— Entries provided —
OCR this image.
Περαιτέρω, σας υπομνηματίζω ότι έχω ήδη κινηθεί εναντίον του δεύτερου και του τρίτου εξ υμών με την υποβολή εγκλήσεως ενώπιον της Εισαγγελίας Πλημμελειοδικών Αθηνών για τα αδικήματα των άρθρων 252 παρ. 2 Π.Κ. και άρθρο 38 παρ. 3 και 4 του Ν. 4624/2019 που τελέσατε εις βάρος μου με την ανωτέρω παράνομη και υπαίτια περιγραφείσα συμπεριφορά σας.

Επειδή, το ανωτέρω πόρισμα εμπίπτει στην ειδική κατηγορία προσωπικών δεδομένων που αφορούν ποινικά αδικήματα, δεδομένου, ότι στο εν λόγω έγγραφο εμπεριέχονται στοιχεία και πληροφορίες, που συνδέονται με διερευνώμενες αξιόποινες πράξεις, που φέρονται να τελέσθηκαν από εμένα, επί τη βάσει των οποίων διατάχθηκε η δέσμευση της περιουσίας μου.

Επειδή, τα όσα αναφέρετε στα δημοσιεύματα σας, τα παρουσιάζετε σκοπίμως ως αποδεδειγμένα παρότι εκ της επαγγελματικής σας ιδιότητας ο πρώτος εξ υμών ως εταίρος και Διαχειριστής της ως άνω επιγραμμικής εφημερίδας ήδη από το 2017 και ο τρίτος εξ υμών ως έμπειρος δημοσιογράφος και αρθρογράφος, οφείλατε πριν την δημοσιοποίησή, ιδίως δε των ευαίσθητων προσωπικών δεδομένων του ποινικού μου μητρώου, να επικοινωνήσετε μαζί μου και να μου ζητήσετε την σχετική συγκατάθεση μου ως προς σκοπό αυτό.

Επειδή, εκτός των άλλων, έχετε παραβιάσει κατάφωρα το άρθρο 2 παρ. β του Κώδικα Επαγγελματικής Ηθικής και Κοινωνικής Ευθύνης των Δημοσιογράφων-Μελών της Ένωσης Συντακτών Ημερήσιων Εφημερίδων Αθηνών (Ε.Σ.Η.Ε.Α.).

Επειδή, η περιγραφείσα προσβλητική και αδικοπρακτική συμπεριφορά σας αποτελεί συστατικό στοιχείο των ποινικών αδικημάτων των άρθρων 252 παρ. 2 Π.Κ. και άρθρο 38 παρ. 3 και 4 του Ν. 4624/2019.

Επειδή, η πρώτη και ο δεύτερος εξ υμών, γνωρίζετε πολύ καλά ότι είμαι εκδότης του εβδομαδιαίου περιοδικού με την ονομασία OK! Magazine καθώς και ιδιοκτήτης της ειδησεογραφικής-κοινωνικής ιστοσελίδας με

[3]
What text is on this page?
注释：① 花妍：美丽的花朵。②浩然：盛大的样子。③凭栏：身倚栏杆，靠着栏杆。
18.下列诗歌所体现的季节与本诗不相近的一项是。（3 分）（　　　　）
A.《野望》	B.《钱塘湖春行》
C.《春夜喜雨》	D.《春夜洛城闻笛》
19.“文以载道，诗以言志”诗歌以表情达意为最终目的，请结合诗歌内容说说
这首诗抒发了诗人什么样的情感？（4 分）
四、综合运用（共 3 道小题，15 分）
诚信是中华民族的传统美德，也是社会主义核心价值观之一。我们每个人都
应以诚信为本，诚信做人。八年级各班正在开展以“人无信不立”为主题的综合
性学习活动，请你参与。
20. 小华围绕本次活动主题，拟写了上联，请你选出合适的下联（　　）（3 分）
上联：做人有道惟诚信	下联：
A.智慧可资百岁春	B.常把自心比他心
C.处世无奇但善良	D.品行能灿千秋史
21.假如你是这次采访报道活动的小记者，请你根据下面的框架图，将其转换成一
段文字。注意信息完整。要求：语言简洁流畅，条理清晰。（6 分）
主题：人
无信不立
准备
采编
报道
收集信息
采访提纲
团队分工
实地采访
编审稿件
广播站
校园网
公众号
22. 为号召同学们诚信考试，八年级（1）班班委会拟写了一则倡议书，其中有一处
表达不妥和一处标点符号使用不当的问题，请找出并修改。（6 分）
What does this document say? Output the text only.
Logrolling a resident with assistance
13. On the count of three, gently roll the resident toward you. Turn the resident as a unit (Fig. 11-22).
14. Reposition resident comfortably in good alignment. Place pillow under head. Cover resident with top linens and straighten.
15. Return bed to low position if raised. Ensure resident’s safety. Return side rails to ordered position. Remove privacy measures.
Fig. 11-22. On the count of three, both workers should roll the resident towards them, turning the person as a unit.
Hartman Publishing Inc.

— The problem —
The required output is the span of lines from the one containing "What text is on this page?" to the last line, reproduced character for character.

— Solution to the exercise —
What text is on this page?
注释：① 花妍：美丽的花朵。②浩然：盛大的样子。③凭栏：身倚栏杆，靠着栏杆。
18.下列诗歌所体现的季节与本诗不相近的一项是。（3 分）（　　　　）
A.《野望》	B.《钱塘湖春行》
C.《春夜喜雨》	D.《春夜洛城闻笛》
19.“文以载道，诗以言志”诗歌以表情达意为最终目的，请结合诗歌内容说说
这首诗抒发了诗人什么样的情感？（4 分）
四、综合运用（共 3 道小题，15 分）
诚信是中华民族的传统美德，也是社会主义核心价值观之一。我们每个人都
应以诚信为本，诚信做人。八年级各班正在开展以“人无信不立”为主题的综合
性学习活动，请你参与。
20. 小华围绕本次活动主题，拟写了上联，请你选出合适的下联（　　）（3 分）
上联：做人有道惟诚信	下联：
A.智慧可资百岁春	B.常把自心比他心
C.处世无奇但善良	D.品行能灿千秋史
21.假如你是这次采访报道活动的小记者，请你根据下面的框架图，将其转换成一
段文字。注意信息完整。要求：语言简洁流畅，条理清晰。（6 分）
主题：人
无信不立
准备
采编
报道
收集信息
采访提纲
团队分工
实地采访
编审稿件
广播站
校园网
公众号
22. 为号召同学们诚信考试，八年级（1）班班委会拟写了一则倡议书，其中有一处
表达不妥和一处标点符号使用不当的问题，请找出并修改。（6 分）
What does this document say? Output the text only.
Logrolling a resident with assistance
13. On the count of three, gently roll the resident toward you. Turn the resident as a unit (Fig. 11-22).
14. Reposition resident comfortably in good alignment. Place pillow under head. Cover resident with top linens and straighten.
15. Return bed to low position if raised. Ensure resident’s safety. Return side rails to ordered position. Remove privacy measures.
Fig. 11-22. On the count of three, both workers should roll the resident towards them, turning the person as a unit.
Hartman Publishing Inc.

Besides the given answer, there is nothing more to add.